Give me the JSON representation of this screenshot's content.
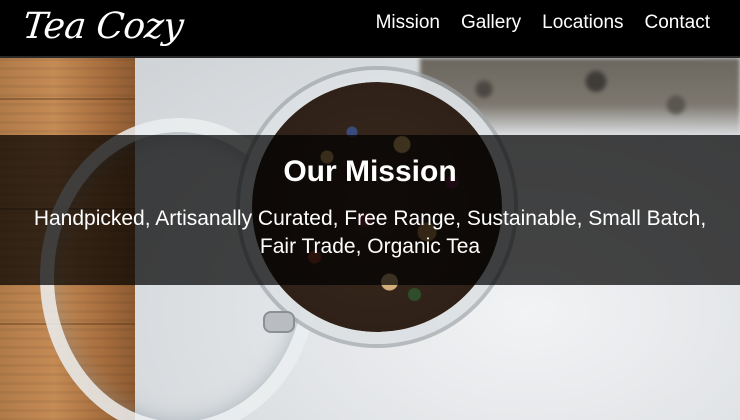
{
  "header": {
    "logo": "Tea Cozy",
    "nav": [
      "Mission",
      "Gallery",
      "Locations",
      "Contact"
    ]
  },
  "hero": {
    "title": "Our Mission",
    "tagline": "Handpicked, Artisanally Curated, Free Range, Sustainable, Small Batch, Fair Trade, Organic Tea"
  },
  "colors": {
    "header_bg": "#000000",
    "banner_overlay": "rgba(0,0,0,0.72)",
    "text": "#ffffff"
  }
}
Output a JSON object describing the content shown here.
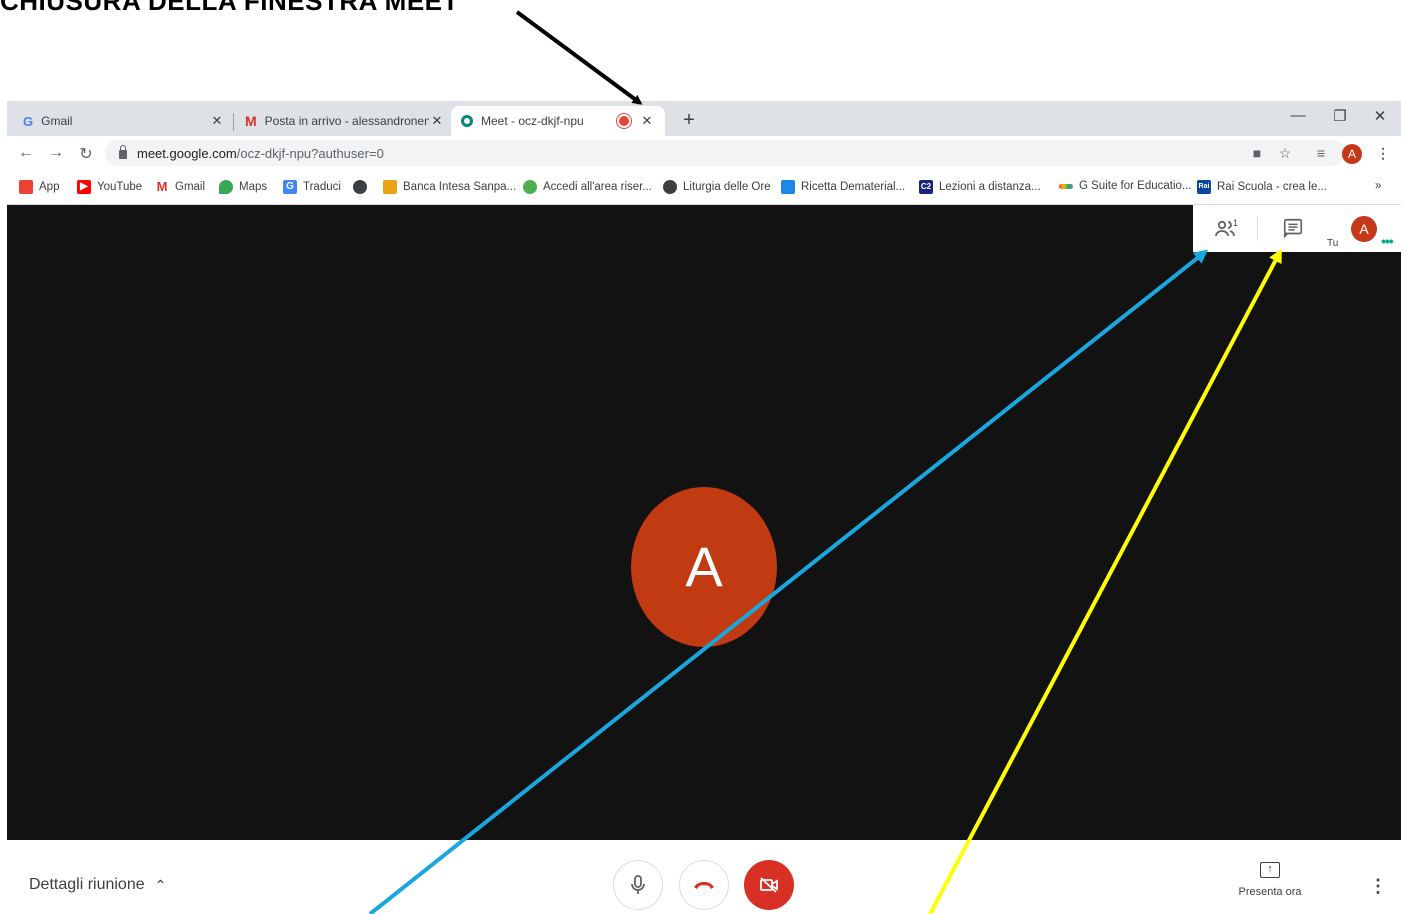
{
  "caption": "CHIUSURA DELLA FINESTRA MEET",
  "tabs": [
    {
      "title": "Gmail",
      "favicon": "google-icon"
    },
    {
      "title": "Posta in arrivo - alessandronencioni",
      "favicon": "gmail-icon"
    },
    {
      "title": "Meet - ocz-dkjf-npu",
      "favicon": "meet-icon",
      "active": true,
      "recording": true
    }
  ],
  "window": {
    "minimize": "—",
    "restore": "❐",
    "close": "✕"
  },
  "toolbar": {
    "url_host": "meet.google.com",
    "url_path": "/ocz-dkjf-npu?authuser=0",
    "profile_initial": "A"
  },
  "bookmarks": [
    {
      "label": "App",
      "icon_color": "#ea4335"
    },
    {
      "label": "YouTube",
      "icon_color": "#ff0000"
    },
    {
      "label": "Gmail",
      "icon_color": "#d93025"
    },
    {
      "label": "Maps",
      "icon_color": "#34a853"
    },
    {
      "label": "Traduci",
      "icon_color": "#4285f4"
    },
    {
      "label": "",
      "icon_color": "#3c4043"
    },
    {
      "label": "Banca Intesa Sanpa...",
      "icon_color": "#e8a317"
    },
    {
      "label": "Accedi all'area riser...",
      "icon_color": "#4caf50"
    },
    {
      "label": "Liturgia delle Ore",
      "icon_color": "#3c4043"
    },
    {
      "label": "Ricetta Dematerial...",
      "icon_color": "#1e88e5"
    },
    {
      "label": "Lezioni a distanza...",
      "icon_color": "#1a237e"
    },
    {
      "label": "G Suite for Educatio...",
      "icon_color": "#ea4335"
    },
    {
      "label": "Rai Scuola - crea le...",
      "icon_color": "#0d47a1"
    }
  ],
  "meet": {
    "participant_initial": "A",
    "participants_count": "1",
    "you_label": "Tu",
    "self_initial": "A",
    "meeting_details": "Dettagli riunione",
    "present_now": "Presenta ora"
  },
  "colors": {
    "stage_bg": "#121212",
    "avatar": "#c13a12",
    "end_call": "#d93025",
    "arrow_blue": "#1aa7e0",
    "arrow_yellow": "#ffff00",
    "arrow_black": "#000000"
  }
}
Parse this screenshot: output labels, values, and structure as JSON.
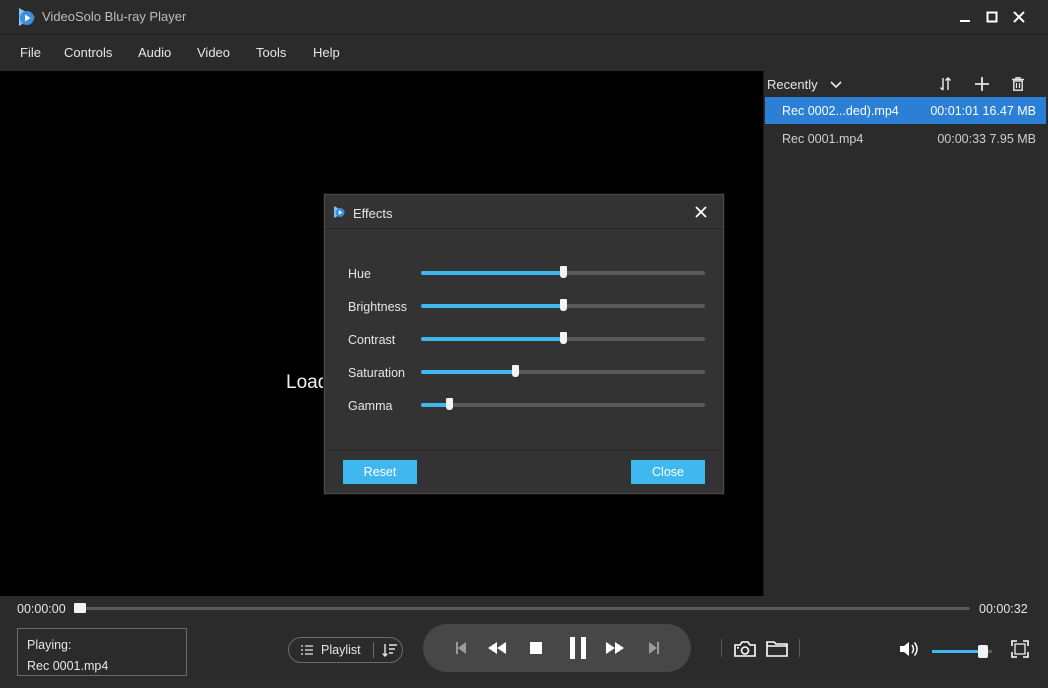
{
  "app": {
    "title": "VideoSolo Blu-ray Player"
  },
  "menu": {
    "items": [
      "File",
      "Controls",
      "Audio",
      "Video",
      "Tools",
      "Help"
    ]
  },
  "video": {
    "loading_text": "Load"
  },
  "playlist": {
    "sort_label": "Recently",
    "items": [
      {
        "name": "Rec 0002...ded).mp4",
        "meta": "00:01:01 16.47 MB",
        "selected": true
      },
      {
        "name": "Rec 0001.mp4",
        "meta": "00:00:33 7.95 MB",
        "selected": false
      }
    ]
  },
  "player": {
    "current_time": "00:00:00",
    "total_time": "00:00:32",
    "progress": 0.0,
    "now_playing_label": "Playing:",
    "now_playing_file": "Rec 0001.mp4",
    "playlist_button": "Playlist",
    "volume": 0.85
  },
  "effects_dialog": {
    "title": "Effects",
    "sliders": [
      {
        "label": "Hue",
        "value": 0.5
      },
      {
        "label": "Brightness",
        "value": 0.5
      },
      {
        "label": "Contrast",
        "value": 0.5
      },
      {
        "label": "Saturation",
        "value": 0.33
      },
      {
        "label": "Gamma",
        "value": 0.1
      }
    ],
    "reset_label": "Reset",
    "close_label": "Close"
  },
  "colors": {
    "accent": "#3fb8f0",
    "selection": "#2b7fd4",
    "background": "#2b2b2b",
    "video": "#000000"
  },
  "icons": [
    "app-logo-icon",
    "minimize-icon",
    "maximize-icon",
    "close-icon",
    "chevron-down-icon",
    "sort-icon",
    "add-icon",
    "trash-icon",
    "list-icon",
    "playlist-order-icon",
    "skip-previous-icon",
    "rewind-icon",
    "stop-icon",
    "pause-icon",
    "fast-forward-icon",
    "skip-next-icon",
    "camera-icon",
    "folder-icon",
    "volume-icon",
    "fullscreen-icon"
  ]
}
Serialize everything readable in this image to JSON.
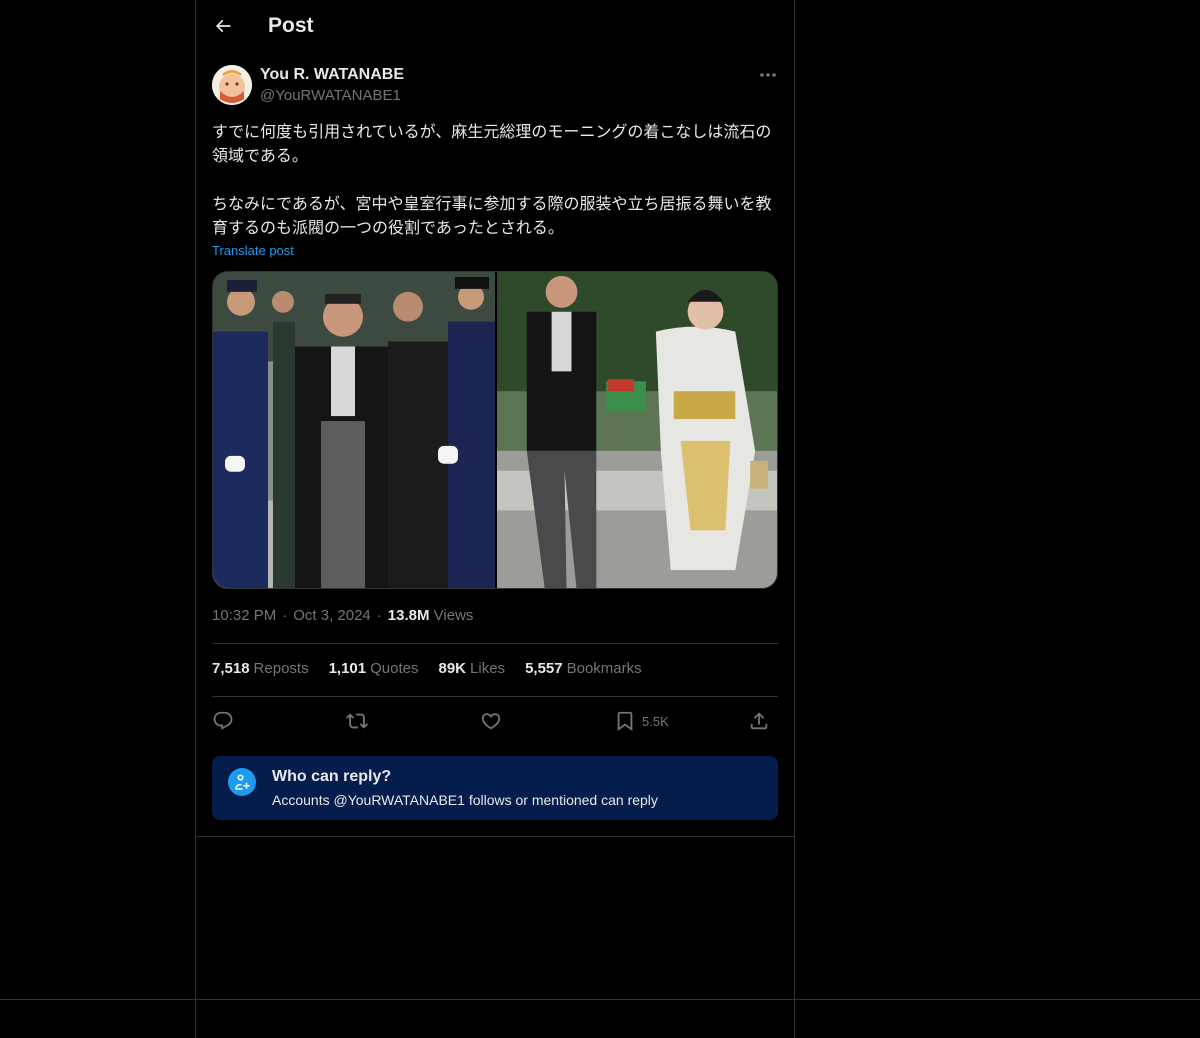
──────────
Task description :: Pull every line containing "meta" from the material above.

Expected answer ::
        "meta": "00:01:01 16.47 MB",
        "meta": "00:00:33 7.95 MB",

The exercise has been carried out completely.